┌──

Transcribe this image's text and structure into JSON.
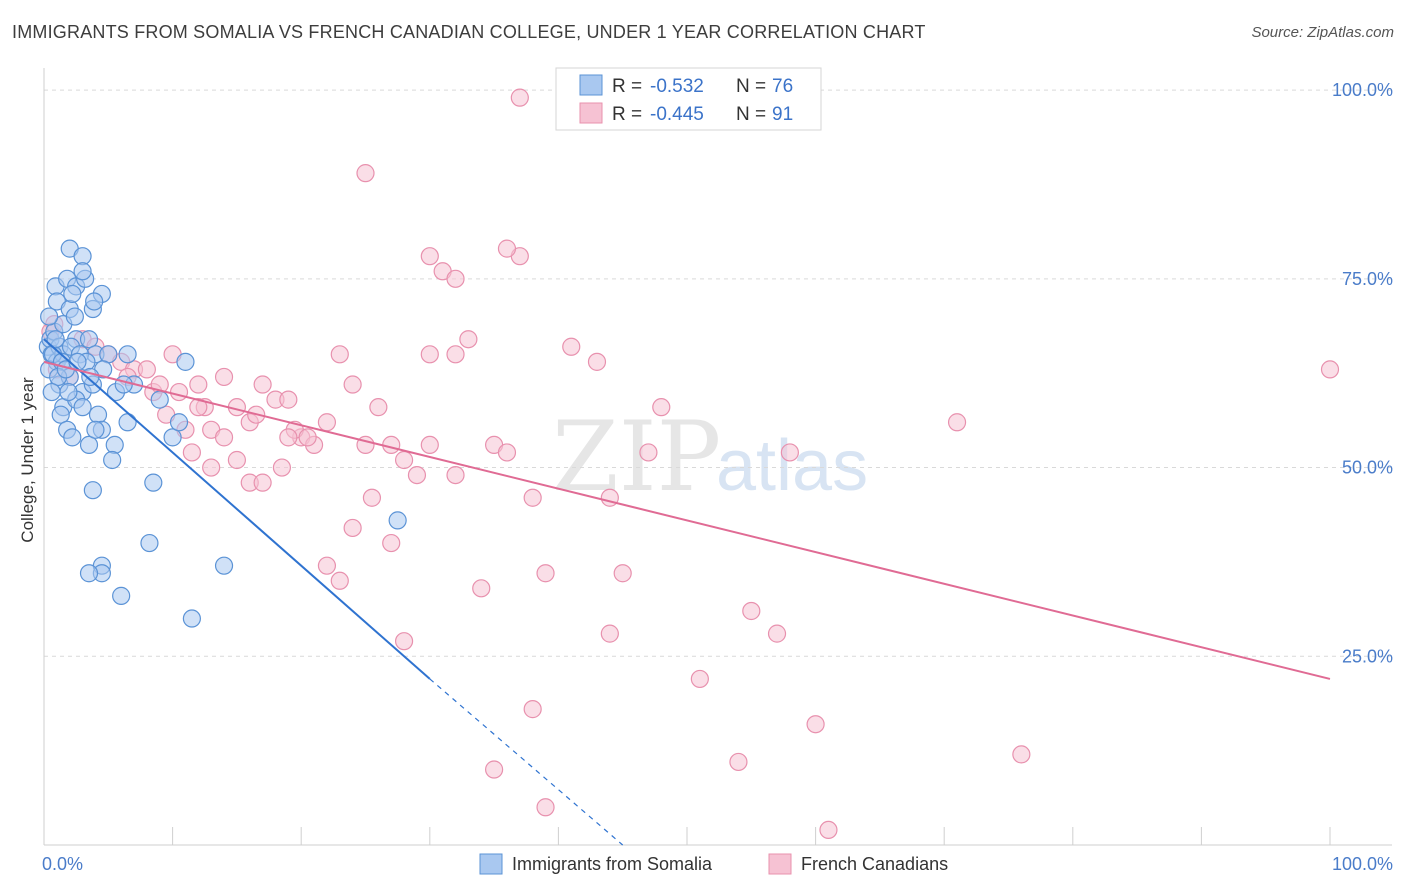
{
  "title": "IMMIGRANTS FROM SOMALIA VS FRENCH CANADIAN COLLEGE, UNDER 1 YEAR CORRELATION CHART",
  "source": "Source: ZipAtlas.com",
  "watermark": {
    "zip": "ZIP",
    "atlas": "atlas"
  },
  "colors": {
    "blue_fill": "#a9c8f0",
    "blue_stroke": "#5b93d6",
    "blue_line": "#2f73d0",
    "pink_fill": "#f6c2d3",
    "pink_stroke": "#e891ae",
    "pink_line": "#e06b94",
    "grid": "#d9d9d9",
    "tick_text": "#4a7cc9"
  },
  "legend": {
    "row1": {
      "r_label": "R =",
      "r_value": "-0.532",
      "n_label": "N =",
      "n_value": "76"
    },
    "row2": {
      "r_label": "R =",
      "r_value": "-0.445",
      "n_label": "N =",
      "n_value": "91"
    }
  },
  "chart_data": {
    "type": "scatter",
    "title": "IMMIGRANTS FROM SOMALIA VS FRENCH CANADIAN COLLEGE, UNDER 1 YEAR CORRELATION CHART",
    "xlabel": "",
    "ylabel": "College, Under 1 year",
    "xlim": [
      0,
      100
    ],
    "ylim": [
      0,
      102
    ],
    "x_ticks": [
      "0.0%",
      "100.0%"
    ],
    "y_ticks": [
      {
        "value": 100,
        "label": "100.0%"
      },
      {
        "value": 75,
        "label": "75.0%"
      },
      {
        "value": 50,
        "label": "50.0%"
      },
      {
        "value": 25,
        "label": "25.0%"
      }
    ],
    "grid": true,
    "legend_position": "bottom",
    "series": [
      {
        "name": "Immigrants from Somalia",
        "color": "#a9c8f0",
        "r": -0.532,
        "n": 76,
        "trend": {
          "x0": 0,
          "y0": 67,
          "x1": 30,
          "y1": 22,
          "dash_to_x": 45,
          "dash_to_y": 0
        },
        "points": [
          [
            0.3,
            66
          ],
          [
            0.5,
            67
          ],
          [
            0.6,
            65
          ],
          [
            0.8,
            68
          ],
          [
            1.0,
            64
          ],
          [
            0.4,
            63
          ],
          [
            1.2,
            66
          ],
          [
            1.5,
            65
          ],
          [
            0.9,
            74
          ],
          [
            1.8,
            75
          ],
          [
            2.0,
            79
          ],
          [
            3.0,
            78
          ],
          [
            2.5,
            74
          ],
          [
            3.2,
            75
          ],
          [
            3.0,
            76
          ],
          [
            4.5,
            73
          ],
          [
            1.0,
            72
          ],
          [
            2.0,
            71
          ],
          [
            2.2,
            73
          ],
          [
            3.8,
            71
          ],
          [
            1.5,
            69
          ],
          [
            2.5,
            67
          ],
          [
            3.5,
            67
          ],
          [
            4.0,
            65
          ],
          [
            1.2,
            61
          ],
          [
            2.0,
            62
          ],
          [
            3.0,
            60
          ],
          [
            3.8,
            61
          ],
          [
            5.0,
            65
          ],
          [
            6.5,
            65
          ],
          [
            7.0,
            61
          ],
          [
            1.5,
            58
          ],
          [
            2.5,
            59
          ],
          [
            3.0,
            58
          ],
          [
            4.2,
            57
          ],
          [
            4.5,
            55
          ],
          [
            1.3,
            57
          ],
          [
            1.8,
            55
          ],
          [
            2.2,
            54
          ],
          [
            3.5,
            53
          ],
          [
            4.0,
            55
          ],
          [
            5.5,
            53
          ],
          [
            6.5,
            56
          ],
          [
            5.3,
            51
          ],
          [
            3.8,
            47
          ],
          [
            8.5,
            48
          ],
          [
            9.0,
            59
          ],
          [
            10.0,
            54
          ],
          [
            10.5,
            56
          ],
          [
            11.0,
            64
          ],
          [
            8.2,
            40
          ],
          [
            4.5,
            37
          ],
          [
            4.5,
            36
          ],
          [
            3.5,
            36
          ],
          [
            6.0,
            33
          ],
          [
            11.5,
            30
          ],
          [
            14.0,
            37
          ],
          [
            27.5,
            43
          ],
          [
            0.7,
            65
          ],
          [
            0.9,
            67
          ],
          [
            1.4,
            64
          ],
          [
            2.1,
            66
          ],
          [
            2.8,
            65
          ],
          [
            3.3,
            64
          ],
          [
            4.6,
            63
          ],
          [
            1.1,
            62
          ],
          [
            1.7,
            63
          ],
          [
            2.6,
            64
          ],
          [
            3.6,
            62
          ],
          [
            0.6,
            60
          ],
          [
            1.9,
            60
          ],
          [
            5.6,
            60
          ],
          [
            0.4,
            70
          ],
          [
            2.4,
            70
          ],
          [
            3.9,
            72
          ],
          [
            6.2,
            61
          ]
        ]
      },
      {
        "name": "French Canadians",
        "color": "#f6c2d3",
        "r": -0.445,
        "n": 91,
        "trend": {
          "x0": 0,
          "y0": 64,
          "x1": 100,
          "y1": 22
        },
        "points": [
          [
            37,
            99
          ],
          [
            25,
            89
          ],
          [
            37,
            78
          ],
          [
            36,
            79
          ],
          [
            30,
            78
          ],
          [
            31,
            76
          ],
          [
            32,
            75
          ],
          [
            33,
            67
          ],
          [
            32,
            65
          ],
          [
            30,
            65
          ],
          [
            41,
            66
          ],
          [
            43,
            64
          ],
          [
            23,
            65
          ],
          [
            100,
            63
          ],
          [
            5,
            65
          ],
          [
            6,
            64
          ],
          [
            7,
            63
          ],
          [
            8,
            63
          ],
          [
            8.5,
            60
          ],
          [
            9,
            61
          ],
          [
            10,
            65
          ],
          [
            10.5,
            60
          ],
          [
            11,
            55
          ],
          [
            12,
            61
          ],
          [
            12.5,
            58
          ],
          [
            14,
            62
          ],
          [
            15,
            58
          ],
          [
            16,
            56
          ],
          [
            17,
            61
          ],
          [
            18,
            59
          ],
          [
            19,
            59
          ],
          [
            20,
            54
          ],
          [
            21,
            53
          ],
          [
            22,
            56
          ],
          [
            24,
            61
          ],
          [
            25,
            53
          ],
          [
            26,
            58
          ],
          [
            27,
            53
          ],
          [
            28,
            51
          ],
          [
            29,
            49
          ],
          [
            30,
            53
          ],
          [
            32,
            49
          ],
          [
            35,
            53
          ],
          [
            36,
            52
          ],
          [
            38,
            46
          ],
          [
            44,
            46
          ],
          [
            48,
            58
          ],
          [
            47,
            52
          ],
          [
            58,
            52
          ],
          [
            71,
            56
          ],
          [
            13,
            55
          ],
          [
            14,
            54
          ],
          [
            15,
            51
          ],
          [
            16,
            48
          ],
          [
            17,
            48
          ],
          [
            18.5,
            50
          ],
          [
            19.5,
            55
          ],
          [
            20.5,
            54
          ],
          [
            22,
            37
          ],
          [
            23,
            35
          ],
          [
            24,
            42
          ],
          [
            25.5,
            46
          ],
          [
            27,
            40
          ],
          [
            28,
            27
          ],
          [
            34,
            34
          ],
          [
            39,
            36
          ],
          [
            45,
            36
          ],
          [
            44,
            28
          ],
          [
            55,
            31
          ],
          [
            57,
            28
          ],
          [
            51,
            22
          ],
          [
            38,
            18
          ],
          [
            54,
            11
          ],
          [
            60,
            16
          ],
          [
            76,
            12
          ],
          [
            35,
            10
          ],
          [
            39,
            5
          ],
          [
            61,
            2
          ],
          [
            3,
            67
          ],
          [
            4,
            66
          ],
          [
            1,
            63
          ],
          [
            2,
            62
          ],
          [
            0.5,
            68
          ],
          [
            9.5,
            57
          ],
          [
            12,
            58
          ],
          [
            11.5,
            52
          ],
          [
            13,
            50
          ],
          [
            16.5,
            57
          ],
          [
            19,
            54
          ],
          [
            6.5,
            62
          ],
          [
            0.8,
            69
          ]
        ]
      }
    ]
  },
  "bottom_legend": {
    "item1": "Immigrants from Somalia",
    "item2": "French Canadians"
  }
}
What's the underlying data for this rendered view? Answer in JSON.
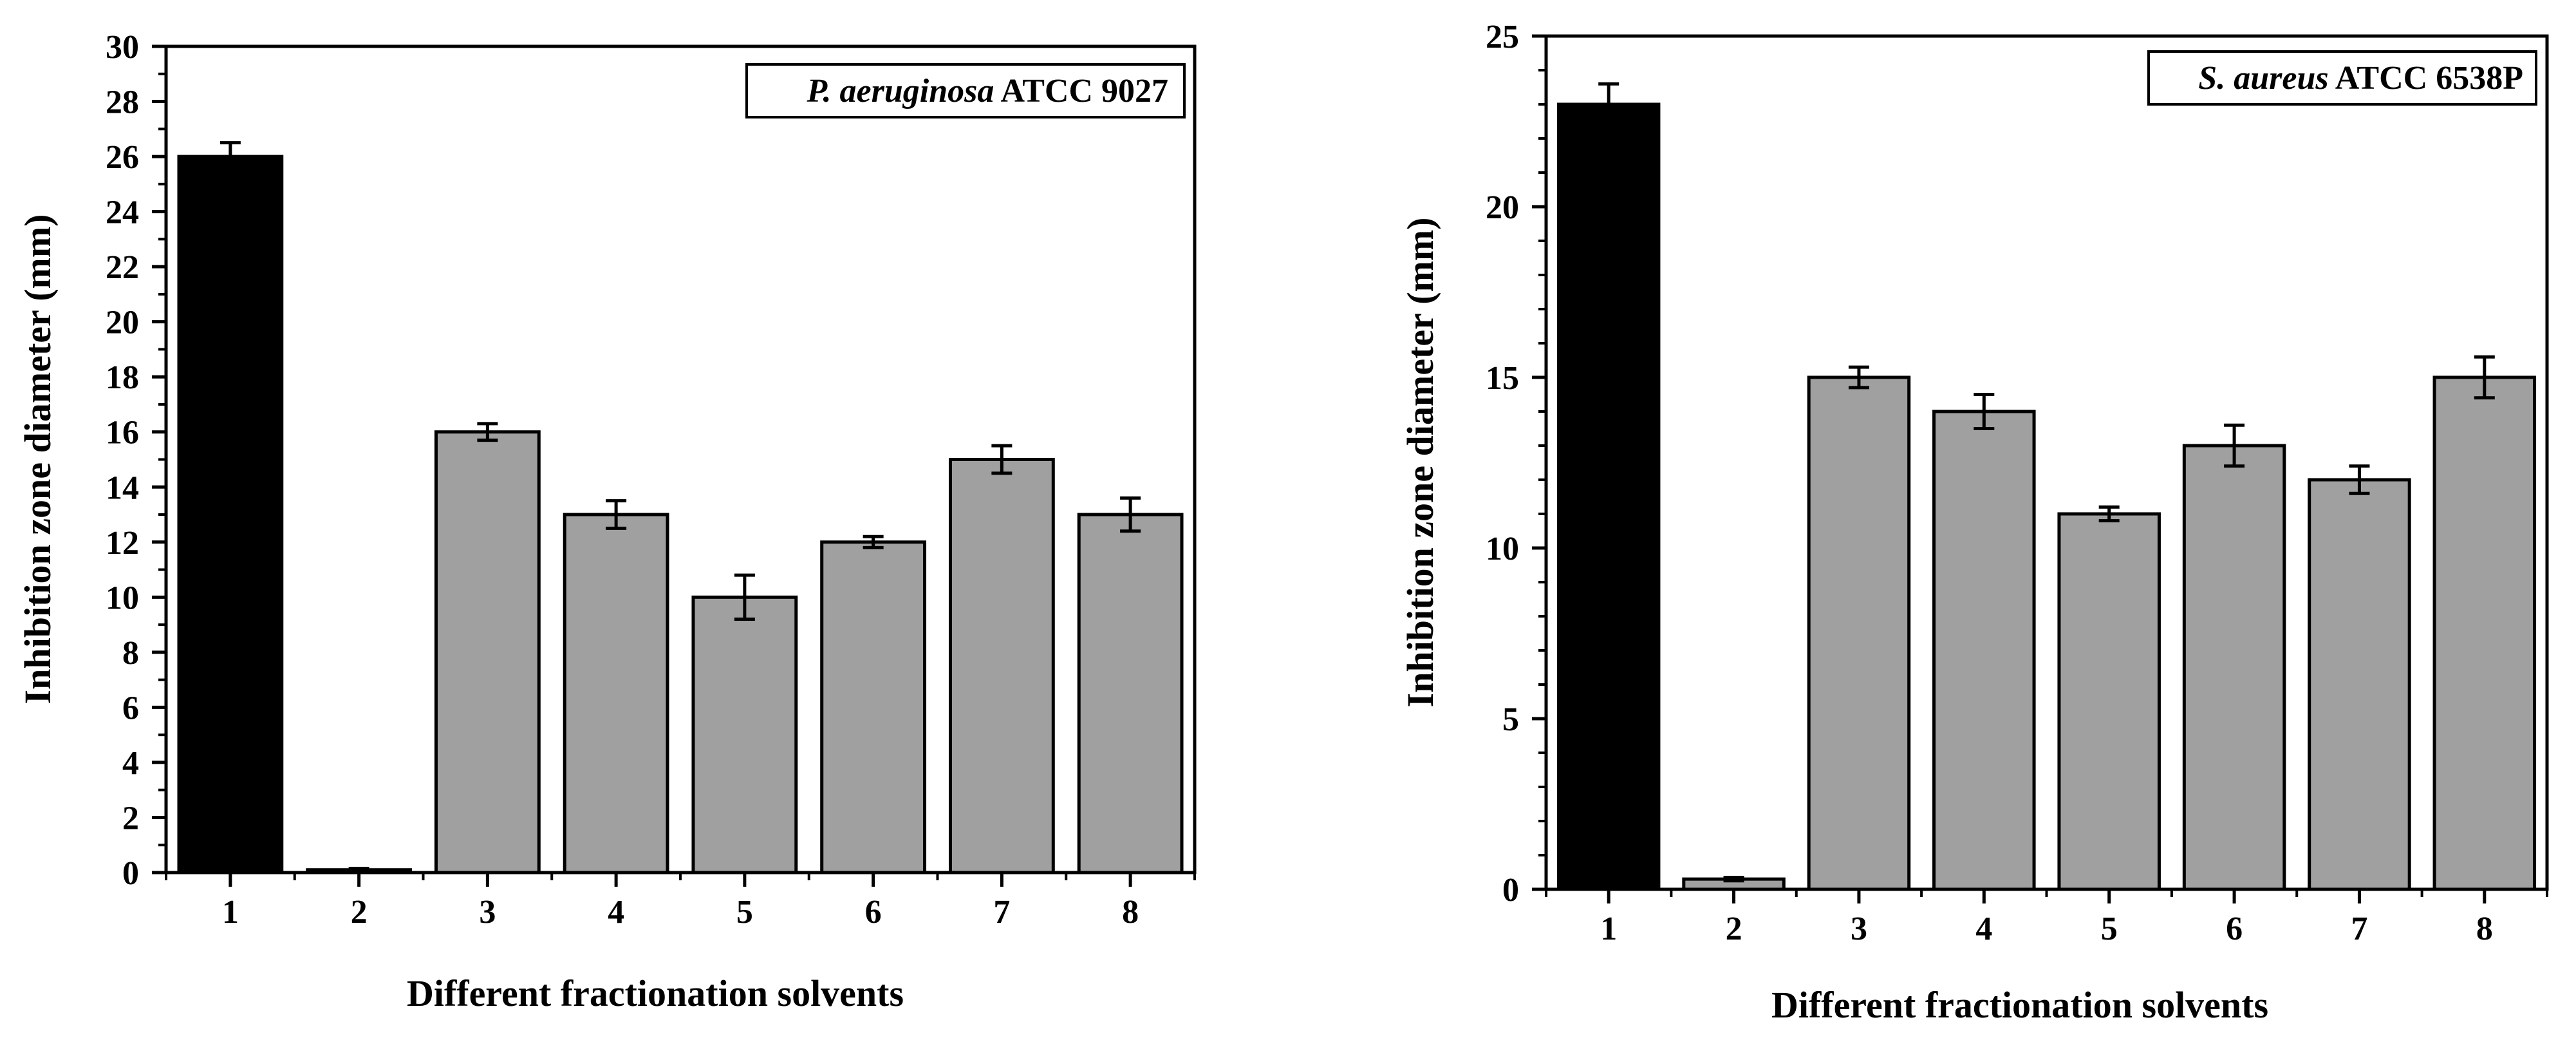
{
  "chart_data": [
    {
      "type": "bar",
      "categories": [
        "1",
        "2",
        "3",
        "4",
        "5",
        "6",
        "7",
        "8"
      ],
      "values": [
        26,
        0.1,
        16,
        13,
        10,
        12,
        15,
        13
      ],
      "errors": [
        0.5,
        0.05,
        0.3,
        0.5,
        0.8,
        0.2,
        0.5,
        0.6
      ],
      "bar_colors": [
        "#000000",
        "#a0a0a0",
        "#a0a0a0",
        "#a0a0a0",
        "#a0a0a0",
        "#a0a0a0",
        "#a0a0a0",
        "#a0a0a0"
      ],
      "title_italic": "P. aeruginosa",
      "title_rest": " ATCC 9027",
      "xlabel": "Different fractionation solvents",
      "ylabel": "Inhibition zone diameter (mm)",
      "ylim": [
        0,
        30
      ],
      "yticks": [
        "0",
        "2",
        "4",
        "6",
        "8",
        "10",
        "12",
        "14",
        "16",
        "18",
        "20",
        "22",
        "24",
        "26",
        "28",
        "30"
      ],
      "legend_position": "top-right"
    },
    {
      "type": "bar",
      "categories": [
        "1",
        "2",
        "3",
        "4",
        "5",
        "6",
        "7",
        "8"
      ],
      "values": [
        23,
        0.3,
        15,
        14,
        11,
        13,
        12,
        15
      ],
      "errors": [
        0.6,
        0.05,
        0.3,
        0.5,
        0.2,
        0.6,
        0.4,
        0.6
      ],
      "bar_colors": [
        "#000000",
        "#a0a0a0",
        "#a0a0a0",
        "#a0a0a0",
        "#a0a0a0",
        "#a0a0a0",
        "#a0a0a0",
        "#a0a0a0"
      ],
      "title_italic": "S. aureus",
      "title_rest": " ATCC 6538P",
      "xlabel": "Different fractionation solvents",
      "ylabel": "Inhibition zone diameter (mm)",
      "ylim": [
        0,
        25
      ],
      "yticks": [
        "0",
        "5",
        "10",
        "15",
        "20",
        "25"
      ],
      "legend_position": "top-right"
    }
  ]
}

└──

## WHAT THIS TASK INVOLVES:
Each line above that includes "CORRELATION" should be shown.

## CORRECT OUTPUT:
  "title": "IMMIGRANTS FROM SOMALIA VS FRENCH CANADIAN COLLEGE, UNDER 1 YEAR CORRELATION CHART",
    "title": "IMMIGRANTS FROM SOMALIA VS FRENCH CANADIAN COLLEGE, UNDER 1 YEAR CORRELATION CHART",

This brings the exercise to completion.